● PROVIDED DATA
===
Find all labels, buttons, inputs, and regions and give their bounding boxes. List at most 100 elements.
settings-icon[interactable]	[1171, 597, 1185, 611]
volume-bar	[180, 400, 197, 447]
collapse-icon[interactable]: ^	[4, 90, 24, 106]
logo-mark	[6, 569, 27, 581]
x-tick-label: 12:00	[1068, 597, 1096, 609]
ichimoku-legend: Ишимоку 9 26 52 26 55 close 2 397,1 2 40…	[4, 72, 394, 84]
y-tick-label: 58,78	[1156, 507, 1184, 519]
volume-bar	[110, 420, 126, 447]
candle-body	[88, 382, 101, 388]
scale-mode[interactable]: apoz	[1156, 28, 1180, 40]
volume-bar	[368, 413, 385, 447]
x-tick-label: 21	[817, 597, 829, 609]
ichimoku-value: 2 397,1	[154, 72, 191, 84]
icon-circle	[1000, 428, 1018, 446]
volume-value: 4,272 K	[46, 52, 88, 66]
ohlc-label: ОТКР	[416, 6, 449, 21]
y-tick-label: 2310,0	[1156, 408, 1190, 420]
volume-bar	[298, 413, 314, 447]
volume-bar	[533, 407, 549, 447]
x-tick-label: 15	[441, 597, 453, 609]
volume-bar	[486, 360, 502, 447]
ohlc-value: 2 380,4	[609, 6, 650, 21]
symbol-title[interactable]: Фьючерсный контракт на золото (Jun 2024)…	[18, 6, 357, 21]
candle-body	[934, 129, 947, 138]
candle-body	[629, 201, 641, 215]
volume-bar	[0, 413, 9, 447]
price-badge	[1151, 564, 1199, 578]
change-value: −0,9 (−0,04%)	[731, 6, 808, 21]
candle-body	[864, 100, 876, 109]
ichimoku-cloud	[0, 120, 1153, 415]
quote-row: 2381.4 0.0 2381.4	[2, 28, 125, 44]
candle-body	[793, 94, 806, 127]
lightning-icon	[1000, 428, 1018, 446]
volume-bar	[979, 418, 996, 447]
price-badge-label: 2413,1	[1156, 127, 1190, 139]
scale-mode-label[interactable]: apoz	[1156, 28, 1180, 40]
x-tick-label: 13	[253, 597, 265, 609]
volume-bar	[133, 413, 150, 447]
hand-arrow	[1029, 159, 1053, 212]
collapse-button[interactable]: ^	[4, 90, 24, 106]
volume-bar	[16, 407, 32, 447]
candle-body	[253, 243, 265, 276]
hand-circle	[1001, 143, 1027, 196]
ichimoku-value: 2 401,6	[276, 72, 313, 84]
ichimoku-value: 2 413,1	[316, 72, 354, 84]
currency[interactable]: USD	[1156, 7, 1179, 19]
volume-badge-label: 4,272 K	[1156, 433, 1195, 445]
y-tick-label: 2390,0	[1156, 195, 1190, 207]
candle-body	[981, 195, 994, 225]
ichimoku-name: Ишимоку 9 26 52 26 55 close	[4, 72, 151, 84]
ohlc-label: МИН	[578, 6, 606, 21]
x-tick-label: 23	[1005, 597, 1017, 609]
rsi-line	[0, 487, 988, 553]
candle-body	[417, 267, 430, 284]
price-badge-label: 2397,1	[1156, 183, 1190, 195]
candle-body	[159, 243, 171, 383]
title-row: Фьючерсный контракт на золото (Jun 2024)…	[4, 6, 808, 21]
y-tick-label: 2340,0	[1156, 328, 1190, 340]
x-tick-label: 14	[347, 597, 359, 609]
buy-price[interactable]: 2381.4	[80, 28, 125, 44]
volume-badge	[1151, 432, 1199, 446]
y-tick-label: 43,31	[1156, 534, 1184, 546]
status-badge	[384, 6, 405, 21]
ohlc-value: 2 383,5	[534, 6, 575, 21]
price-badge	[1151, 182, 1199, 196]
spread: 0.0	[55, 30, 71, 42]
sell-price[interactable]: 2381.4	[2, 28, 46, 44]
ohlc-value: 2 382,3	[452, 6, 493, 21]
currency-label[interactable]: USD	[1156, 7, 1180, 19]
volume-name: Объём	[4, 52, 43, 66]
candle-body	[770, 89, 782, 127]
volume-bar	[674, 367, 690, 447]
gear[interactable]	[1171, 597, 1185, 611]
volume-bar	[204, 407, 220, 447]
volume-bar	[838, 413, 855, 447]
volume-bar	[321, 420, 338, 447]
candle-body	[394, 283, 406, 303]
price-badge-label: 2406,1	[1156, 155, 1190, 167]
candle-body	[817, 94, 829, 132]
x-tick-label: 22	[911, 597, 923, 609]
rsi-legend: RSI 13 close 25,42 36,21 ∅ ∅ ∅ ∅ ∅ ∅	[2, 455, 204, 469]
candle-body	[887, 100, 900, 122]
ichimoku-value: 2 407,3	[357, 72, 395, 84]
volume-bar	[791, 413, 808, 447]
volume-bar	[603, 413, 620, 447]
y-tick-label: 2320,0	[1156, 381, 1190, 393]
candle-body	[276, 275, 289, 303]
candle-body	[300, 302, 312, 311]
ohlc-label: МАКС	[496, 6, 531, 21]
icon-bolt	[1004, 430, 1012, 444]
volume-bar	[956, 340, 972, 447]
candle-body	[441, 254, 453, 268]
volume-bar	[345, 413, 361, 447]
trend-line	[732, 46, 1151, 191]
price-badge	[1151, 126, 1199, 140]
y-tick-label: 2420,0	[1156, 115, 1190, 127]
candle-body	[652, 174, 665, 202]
===
● EXERCISE OBJECTIVE
Reproduce all the items above with every "volume-bar" changed to "volume-column", leaving everything else the same.

● FULL OUTPUT
Find all labels, buttons, inputs, and regions and give their bounding boxes. List at most 100 elements.
settings-icon[interactable]	[1171, 597, 1185, 611]
volume-column	[180, 400, 197, 447]
collapse-icon[interactable]: ^	[4, 90, 24, 106]
logo-mark	[6, 569, 27, 581]
x-tick-label: 12:00	[1068, 597, 1096, 609]
ichimoku-legend: Ишимоку 9 26 52 26 55 close 2 397,1 2 40…	[4, 72, 394, 84]
y-tick-label: 58,78	[1156, 507, 1184, 519]
volume-column	[110, 420, 126, 447]
candle-body	[88, 382, 101, 388]
scale-mode[interactable]: apoz	[1156, 28, 1180, 40]
volume-column	[368, 413, 385, 447]
x-tick-label: 21	[817, 597, 829, 609]
ichimoku-value: 2 397,1	[154, 72, 191, 84]
icon-circle	[1000, 428, 1018, 446]
volume-value: 4,272 K	[46, 52, 88, 66]
ohlc-label: ОТКР	[416, 6, 449, 21]
y-tick-label: 2310,0	[1156, 408, 1190, 420]
volume-column	[298, 413, 314, 447]
volume-column	[533, 407, 549, 447]
x-tick-label: 15	[441, 597, 453, 609]
volume-column	[486, 360, 502, 447]
ohlc-value: 2 380,4	[609, 6, 650, 21]
symbol-title[interactable]: Фьючерсный контракт на золото (Jun 2024)…	[18, 6, 357, 21]
candle-body	[934, 129, 947, 138]
candle-body	[629, 201, 641, 215]
volume-column	[0, 413, 9, 447]
price-badge	[1151, 564, 1199, 578]
change-value: −0,9 (−0,04%)	[731, 6, 808, 21]
candle-body	[864, 100, 876, 109]
ichimoku-cloud	[0, 120, 1153, 415]
quote-row: 2381.4 0.0 2381.4	[2, 28, 125, 44]
candle-body	[793, 94, 806, 127]
lightning-icon	[1000, 428, 1018, 446]
volume-column	[979, 418, 996, 447]
price-badge-label: 2413,1	[1156, 127, 1190, 139]
scale-mode-label[interactable]: apoz	[1156, 28, 1180, 40]
x-tick-label: 13	[253, 597, 265, 609]
volume-column	[133, 413, 150, 447]
hand-arrow	[1029, 159, 1053, 212]
collapse-button[interactable]: ^	[4, 90, 24, 106]
volume-column	[16, 407, 32, 447]
candle-body	[253, 243, 265, 276]
hand-circle	[1001, 143, 1027, 196]
ichimoku-value: 2 401,6	[276, 72, 313, 84]
ichimoku-value: 2 413,1	[316, 72, 354, 84]
currency[interactable]: USD	[1156, 7, 1179, 19]
volume-badge-label: 4,272 K	[1156, 433, 1195, 445]
y-tick-label: 2390,0	[1156, 195, 1190, 207]
candle-body	[981, 195, 994, 225]
ichimoku-name: Ишимоку 9 26 52 26 55 close	[4, 72, 151, 84]
ohlc-label: МИН	[578, 6, 606, 21]
x-tick-label: 23	[1005, 597, 1017, 609]
rsi-line	[0, 487, 988, 553]
candle-body	[417, 267, 430, 284]
price-badge-label: 2397,1	[1156, 183, 1190, 195]
candle-body	[159, 243, 171, 383]
title-row: Фьючерсный контракт на золото (Jun 2024)…	[4, 6, 808, 21]
y-tick-label: 2340,0	[1156, 328, 1190, 340]
x-tick-label: 14	[347, 597, 359, 609]
buy-price[interactable]: 2381.4	[80, 28, 125, 44]
volume-badge	[1151, 432, 1199, 446]
y-tick-label: 43,31	[1156, 534, 1184, 546]
status-badge	[384, 6, 405, 21]
ohlc-value: 2 383,5	[534, 6, 575, 21]
price-badge	[1151, 182, 1199, 196]
spread: 0.0	[55, 30, 71, 42]
sell-price[interactable]: 2381.4	[2, 28, 46, 44]
ohlc-value: 2 382,3	[452, 6, 493, 21]
currency-label[interactable]: USD	[1156, 7, 1180, 19]
volume-name: Объём	[4, 52, 43, 66]
candle-body	[770, 89, 782, 127]
volume-column	[674, 367, 690, 447]
gear[interactable]	[1171, 597, 1185, 611]
volume-column	[204, 407, 220, 447]
volume-column	[838, 413, 855, 447]
volume-column	[321, 420, 338, 447]
candle-body	[394, 283, 406, 303]
price-badge-label: 2406,1	[1156, 155, 1190, 167]
candle-body	[817, 94, 829, 132]
x-tick-label: 22	[911, 597, 923, 609]
rsi-legend: RSI 13 close 25,42 36,21 ∅ ∅ ∅ ∅ ∅ ∅	[2, 455, 204, 469]
candle-body	[887, 100, 900, 122]
ichimoku-value: 2 407,3	[357, 72, 395, 84]
volume-column	[791, 413, 808, 447]
volume-column	[603, 413, 620, 447]
y-tick-label: 2320,0	[1156, 381, 1190, 393]
candle-body	[276, 275, 289, 303]
candle-body	[300, 302, 312, 311]
ohlc-label: МАКС	[496, 6, 531, 21]
icon-bolt	[1004, 430, 1012, 444]
volume-column	[956, 340, 972, 447]
candle-body	[441, 254, 453, 268]
volume-column	[345, 413, 361, 447]
trend-line	[732, 46, 1151, 191]
price-badge	[1151, 126, 1199, 140]
y-tick-label: 2420,0	[1156, 115, 1190, 127]
candle-body	[652, 174, 665, 202]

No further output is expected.